- Problem requirements: Copy each line of the material below that includes the string "cluster".

Items from a figure collection
[BEGIN]

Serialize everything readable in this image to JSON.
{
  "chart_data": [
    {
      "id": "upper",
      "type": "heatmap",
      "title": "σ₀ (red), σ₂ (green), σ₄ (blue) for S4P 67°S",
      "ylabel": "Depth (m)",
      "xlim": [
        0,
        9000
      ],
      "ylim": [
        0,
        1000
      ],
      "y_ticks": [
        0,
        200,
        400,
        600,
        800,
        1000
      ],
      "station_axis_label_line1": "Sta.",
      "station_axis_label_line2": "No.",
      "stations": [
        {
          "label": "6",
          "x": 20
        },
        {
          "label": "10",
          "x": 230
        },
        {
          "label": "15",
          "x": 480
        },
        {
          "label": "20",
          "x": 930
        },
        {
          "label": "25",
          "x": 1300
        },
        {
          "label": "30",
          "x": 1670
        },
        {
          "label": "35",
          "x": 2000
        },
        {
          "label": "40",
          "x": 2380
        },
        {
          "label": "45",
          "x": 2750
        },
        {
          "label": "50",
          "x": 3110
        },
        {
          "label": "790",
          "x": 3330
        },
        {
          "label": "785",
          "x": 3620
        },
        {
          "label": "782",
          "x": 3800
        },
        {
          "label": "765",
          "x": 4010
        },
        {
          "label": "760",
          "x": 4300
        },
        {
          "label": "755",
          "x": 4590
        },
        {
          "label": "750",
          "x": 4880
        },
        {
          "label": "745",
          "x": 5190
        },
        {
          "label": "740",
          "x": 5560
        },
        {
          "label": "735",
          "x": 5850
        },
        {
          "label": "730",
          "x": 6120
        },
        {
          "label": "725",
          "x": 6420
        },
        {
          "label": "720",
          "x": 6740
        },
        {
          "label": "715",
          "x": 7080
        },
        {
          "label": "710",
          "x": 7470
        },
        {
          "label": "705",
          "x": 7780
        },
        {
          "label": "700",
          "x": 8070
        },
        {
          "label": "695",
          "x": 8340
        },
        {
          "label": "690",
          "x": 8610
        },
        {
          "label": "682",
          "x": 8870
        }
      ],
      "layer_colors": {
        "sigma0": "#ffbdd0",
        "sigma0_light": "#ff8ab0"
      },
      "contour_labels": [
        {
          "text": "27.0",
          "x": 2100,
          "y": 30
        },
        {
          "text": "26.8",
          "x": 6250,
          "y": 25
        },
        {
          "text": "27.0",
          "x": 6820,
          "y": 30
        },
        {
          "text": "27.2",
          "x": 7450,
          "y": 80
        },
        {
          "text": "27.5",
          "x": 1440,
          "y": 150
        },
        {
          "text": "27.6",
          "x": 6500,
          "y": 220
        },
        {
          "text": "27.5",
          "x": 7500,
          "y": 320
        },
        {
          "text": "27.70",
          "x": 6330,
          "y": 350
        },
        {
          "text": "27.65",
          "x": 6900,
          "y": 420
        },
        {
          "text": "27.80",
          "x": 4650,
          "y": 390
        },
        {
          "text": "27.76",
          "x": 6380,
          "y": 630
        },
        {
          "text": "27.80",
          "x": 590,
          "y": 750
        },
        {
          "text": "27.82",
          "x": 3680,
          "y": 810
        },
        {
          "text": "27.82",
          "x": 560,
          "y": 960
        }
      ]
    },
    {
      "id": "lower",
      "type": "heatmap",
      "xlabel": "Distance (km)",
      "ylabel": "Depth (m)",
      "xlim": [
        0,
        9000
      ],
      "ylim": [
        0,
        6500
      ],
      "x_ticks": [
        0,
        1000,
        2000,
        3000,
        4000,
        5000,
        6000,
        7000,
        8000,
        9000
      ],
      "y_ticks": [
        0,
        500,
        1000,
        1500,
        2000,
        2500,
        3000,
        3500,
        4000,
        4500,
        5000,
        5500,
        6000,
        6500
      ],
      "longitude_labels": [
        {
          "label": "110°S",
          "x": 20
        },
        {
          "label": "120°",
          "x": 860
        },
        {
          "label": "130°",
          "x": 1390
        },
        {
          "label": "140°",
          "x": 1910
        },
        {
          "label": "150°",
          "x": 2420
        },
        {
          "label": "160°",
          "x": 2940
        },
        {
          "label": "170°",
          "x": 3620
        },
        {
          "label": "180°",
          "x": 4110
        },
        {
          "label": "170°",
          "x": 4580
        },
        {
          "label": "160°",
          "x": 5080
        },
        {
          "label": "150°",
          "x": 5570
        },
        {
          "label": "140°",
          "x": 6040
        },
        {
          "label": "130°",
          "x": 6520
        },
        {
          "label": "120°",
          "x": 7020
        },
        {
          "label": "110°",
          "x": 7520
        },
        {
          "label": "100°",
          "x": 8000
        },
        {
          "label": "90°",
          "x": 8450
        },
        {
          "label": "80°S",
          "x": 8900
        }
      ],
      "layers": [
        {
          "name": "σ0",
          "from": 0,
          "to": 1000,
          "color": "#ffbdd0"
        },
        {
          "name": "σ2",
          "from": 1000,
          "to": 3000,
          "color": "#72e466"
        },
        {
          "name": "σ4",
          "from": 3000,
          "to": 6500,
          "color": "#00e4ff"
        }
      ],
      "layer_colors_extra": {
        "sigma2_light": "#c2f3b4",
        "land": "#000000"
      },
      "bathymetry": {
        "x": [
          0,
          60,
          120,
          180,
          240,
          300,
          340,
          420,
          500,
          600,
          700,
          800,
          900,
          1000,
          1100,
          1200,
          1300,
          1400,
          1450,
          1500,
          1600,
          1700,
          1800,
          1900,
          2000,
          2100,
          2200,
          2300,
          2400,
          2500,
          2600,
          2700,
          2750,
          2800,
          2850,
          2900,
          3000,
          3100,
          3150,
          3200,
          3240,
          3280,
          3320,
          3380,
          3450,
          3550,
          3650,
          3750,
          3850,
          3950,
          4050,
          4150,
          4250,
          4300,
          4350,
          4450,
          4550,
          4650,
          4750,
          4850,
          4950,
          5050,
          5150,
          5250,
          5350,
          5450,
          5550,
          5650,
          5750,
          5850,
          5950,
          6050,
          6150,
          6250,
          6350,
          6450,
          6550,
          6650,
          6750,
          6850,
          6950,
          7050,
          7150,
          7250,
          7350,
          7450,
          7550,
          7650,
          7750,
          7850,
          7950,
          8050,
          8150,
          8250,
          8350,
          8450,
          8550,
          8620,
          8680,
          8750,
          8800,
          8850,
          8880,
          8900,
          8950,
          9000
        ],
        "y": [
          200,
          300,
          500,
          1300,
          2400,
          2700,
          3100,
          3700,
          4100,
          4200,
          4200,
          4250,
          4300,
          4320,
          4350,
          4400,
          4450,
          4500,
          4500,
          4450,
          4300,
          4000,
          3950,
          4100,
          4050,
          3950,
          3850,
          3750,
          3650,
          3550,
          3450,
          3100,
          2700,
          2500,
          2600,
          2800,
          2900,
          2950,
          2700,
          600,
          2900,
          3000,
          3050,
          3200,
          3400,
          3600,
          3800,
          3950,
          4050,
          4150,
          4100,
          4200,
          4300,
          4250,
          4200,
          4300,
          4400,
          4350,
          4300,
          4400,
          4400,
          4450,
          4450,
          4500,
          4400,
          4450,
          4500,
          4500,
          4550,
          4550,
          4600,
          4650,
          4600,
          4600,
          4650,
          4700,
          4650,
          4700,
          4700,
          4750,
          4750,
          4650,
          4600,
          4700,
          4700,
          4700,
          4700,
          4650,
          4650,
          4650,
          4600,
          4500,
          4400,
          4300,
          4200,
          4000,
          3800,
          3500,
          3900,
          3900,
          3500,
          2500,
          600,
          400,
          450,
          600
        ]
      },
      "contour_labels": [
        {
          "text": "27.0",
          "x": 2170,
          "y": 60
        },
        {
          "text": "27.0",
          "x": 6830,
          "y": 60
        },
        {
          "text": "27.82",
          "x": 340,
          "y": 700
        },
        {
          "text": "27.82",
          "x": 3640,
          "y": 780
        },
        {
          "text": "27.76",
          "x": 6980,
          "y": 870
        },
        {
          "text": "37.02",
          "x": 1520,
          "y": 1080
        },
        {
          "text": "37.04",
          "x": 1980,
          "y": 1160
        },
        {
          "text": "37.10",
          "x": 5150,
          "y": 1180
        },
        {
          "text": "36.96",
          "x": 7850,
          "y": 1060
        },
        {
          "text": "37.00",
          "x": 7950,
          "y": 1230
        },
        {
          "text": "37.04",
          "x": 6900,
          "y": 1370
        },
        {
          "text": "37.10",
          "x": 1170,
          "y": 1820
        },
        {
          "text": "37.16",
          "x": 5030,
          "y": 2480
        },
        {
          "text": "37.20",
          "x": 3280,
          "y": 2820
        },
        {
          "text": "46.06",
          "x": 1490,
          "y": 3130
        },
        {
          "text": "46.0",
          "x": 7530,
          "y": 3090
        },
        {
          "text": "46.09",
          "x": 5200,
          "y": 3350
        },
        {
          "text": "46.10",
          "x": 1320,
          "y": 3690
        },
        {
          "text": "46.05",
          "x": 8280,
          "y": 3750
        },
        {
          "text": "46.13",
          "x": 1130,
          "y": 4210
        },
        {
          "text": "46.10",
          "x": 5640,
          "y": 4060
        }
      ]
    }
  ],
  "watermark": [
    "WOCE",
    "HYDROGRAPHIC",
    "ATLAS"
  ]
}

[END]
[BEGIN]

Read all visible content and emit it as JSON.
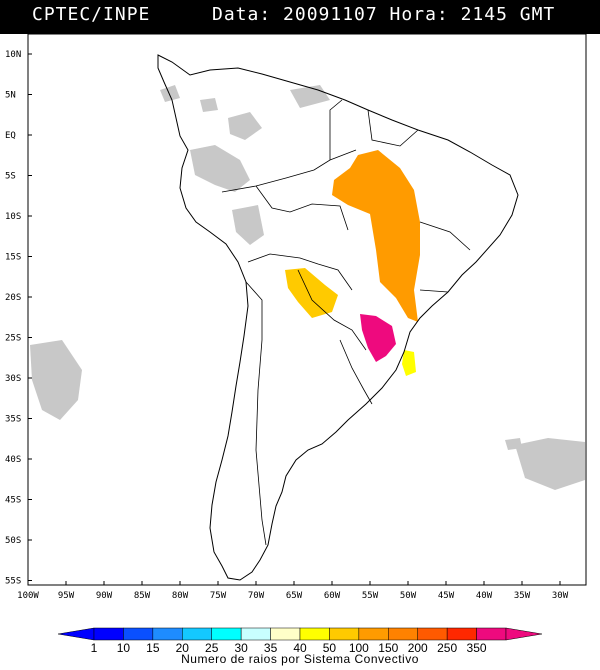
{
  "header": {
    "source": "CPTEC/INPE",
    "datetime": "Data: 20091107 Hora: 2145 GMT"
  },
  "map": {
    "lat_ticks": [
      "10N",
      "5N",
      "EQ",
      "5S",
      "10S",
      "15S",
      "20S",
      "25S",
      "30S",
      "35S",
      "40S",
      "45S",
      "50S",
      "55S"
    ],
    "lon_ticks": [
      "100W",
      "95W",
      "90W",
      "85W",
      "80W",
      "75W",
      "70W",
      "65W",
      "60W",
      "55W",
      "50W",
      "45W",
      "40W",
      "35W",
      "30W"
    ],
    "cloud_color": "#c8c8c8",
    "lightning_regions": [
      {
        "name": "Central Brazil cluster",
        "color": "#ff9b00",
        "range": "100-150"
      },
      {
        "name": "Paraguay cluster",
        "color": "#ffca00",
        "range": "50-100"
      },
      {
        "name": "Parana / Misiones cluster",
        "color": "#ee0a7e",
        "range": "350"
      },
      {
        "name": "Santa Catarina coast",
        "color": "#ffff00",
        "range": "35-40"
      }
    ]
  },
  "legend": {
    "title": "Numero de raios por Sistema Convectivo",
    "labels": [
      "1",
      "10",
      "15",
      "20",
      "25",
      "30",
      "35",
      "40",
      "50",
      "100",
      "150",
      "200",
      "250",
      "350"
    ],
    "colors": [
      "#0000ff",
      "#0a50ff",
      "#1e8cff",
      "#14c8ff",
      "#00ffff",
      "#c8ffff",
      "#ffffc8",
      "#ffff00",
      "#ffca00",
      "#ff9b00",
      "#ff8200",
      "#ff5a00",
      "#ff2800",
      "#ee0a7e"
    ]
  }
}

[END]

- Task response:
        "name": "Central Brazil cluster",
        "name": "Paraguay cluster",
        "name": "Parana / Misiones cluster",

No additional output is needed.